*STATED TASK*
Drop every picture, then transcribe the remaining data exactly.

■ ■ ■ ■ ■ ■ ■

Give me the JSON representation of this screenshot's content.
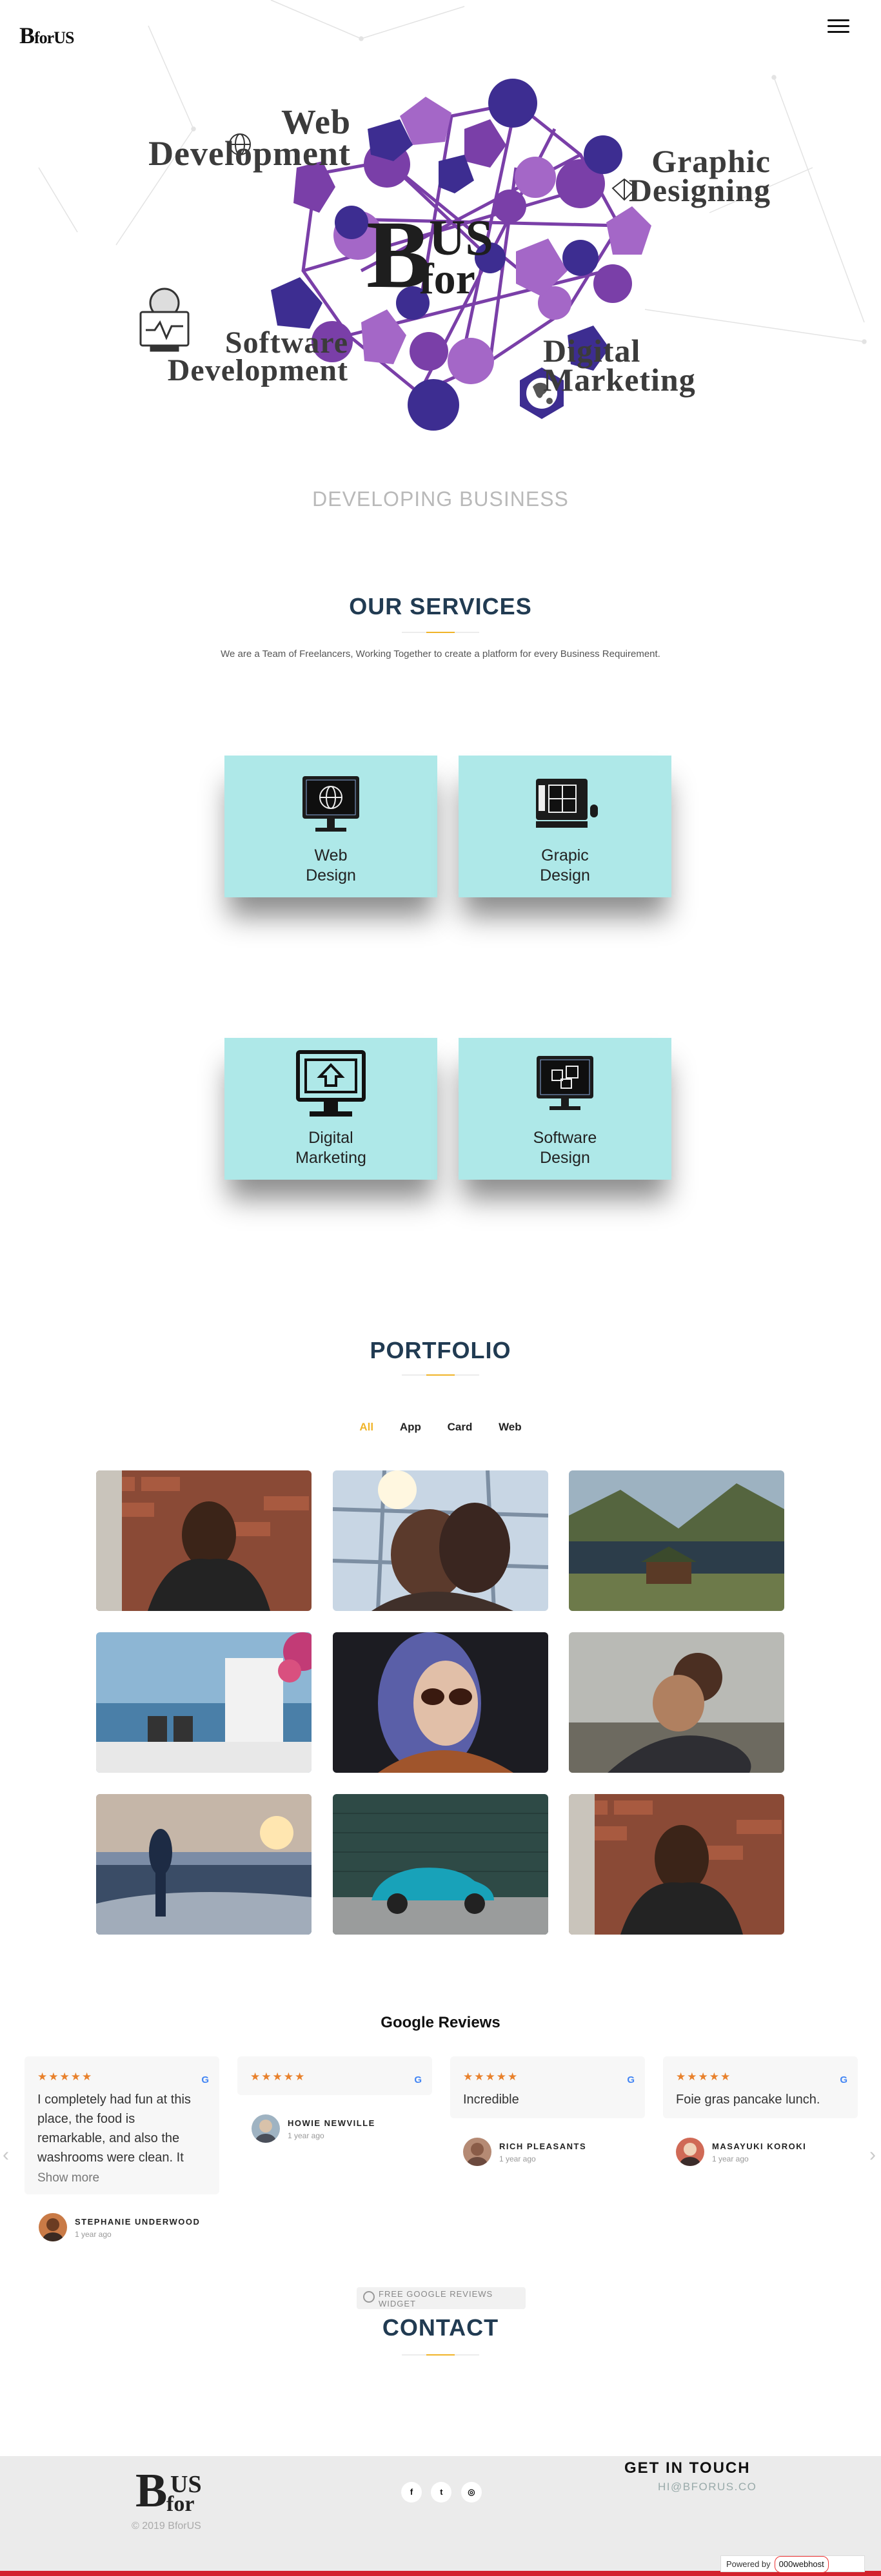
{
  "header": {
    "logo_b": "B",
    "logo_rest": "forUS",
    "menu_icon": "hamburger-icon"
  },
  "hero": {
    "labels": {
      "web": "Web\nDevelopment",
      "graphic": "Graphic\nDesigning",
      "software": "Software\nDevelopment",
      "digital": "Digital\nMarketing"
    },
    "center_logo": {
      "b": "B",
      "us": "US",
      "for": "for"
    },
    "network_colors": {
      "dark": "#3d2d91",
      "mid": "#7a3fa8",
      "light": "#a467c7"
    },
    "tagline": "DEVELOPING BUSINESS"
  },
  "services": {
    "title": "OUR SERVICES",
    "description": "We are a Team of Freelancers, Working Together to create a platform for every Business Requirement.",
    "cards": [
      {
        "label": "Web\nDesign",
        "icon": "web-design-icon"
      },
      {
        "label": "Grapic\nDesign",
        "icon": "graphic-design-icon"
      },
      {
        "label": "Digital\nMarketing",
        "icon": "digital-marketing-icon"
      },
      {
        "label": "Software\nDesign",
        "icon": "software-design-icon"
      }
    ],
    "card_color": "#aee8e8"
  },
  "portfolio": {
    "title": "PORTFOLIO",
    "filters": [
      "All",
      "App",
      "Card",
      "Web"
    ],
    "active_filter": "All",
    "accent": "#f0b429"
  },
  "reviews": {
    "title": "Google Reviews",
    "items": [
      {
        "stars": "★★★★★",
        "text": "I completely had fun at this place, the food is remarkable, and also the washrooms were clean. It",
        "more": "Show more",
        "name": "STEPHANIE UNDERWOOD",
        "time": "1 year ago"
      },
      {
        "stars": "★★★★★",
        "text": "",
        "more": "",
        "name": "HOWIE NEWVILLE",
        "time": "1 year ago"
      },
      {
        "stars": "★★★★★",
        "text": "Incredible",
        "more": "",
        "name": "RICH PLEASANTS",
        "time": "1 year ago"
      },
      {
        "stars": "★★★★★",
        "text": "Foie gras pancake lunch.",
        "more": "",
        "name": "MASAYUKI KOROKI",
        "time": "1 year ago"
      }
    ],
    "google_mark": "G",
    "prev": "‹",
    "next": "›",
    "widget_badge": "FREE GOOGLE REVIEWS WIDGET"
  },
  "contact": {
    "title": "CONTACT"
  },
  "footer": {
    "logo_b": "B",
    "logo_us": "US",
    "logo_for": "for",
    "copyright": "© 2019 BforUS",
    "socials": [
      "f",
      "t",
      "◎"
    ],
    "get_in_touch": "GET IN TOUCH",
    "email": "HI@BFORUS.CO",
    "powered_by": "Powered by",
    "host": "000webhost"
  }
}
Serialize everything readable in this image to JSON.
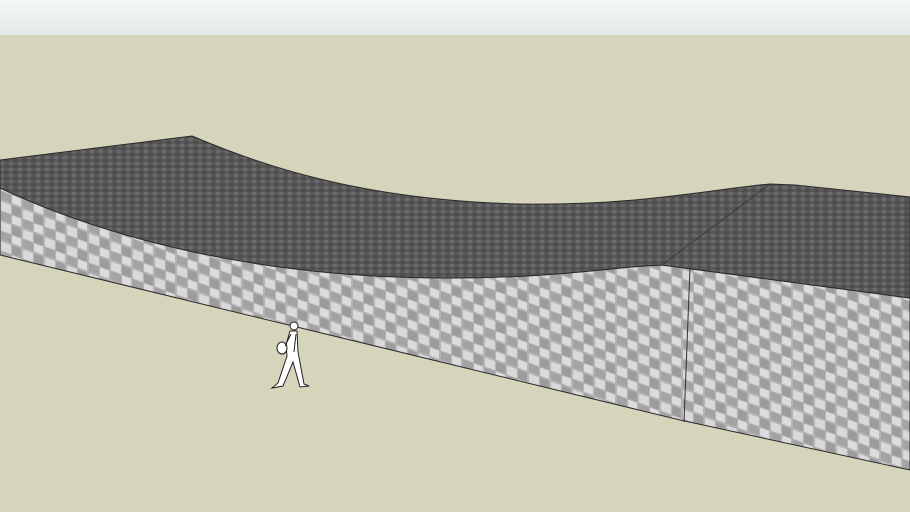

■ ■ ■ ■ ■ ■ ■

*CORRECT OUTPUT*
Give me the JSON representation of this screenshot's content.
{
  "header": {
    "logo_b": "B",
    "logo_rest": "forUS",
    "menu_icon": "hamburger-icon"
  },
  "hero": {
    "labels": {
      "web": "Web\nDevelopment",
      "graphic": "Graphic\nDesigning",
      "software": "Software\nDevelopment",
      "digital": "Digital\nMarketing"
    },
    "center_logo": {
      "b": "B",
      "us": "US",
      "for": "for"
    },
    "network_colors": {
      "dark": "#3d2d91",
      "mid": "#7a3fa8",
      "light": "#a467c7"
    },
    "tagline": "DEVELOPING BUSINESS"
  },
  "services": {
    "title": "OUR SERVICES",
    "description": "We are a Team of Freelancers, Working Together to create a platform for every Business Requirement.",
    "cards": [
      {
        "label": "Web\nDesign",
        "icon": "web-design-icon"
      },
      {
        "label": "Grapic\nDesign",
        "icon": "graphic-design-icon"
      },
      {
        "label": "Digital\nMarketing",
        "icon": "digital-marketing-icon"
      },
      {
        "label": "Software\nDesign",
        "icon": "software-design-icon"
      }
    ],
    "card_color": "#aee8e8"
  },
  "portfolio": {
    "title": "PORTFOLIO",
    "filters": [
      "All",
      "App",
      "Card",
      "Web"
    ],
    "active_filter": "All",
    "accent": "#f0b429"
  },
  "reviews": {
    "title": "Google Reviews",
    "items": [
      {
        "stars": "★★★★★",
        "text": "I completely had fun at this place, the food is remarkable, and also the washrooms were clean. It",
        "more": "Show more",
        "name": "STEPHANIE UNDERWOOD",
        "time": "1 year ago"
      },
      {
        "stars": "★★★★★",
        "text": "",
        "more": "",
        "name": "HOWIE NEWVILLE",
        "time": "1 year ago"
      },
      {
        "stars": "★★★★★",
        "text": "Incredible",
        "more": "",
        "name": "RICH PLEASANTS",
        "time": "1 year ago"
      },
      {
        "stars": "★★★★★",
        "text": "Foie gras pancake lunch.",
        "more": "",
        "name": "MASAYUKI KOROKI",
        "time": "1 year ago"
      }
    ],
    "google_mark": "G",
    "prev": "‹",
    "next": "›",
    "widget_badge": "FREE GOOGLE REVIEWS WIDGET"
  },
  "contact": {
    "title": "CONTACT"
  },
  "footer": {
    "logo_b": "B",
    "logo_us": "US",
    "logo_for": "for",
    "copyright": "© 2019 BforUS",
    "socials": [
      "f",
      "t",
      "◎"
    ],
    "get_in_touch": "GET IN TOUCH",
    "email": "HI@BFORUS.CO",
    "powered_by": "Powered by",
    "host": "000webhost"
  }
}
Serialize everything readable in this image to JSON.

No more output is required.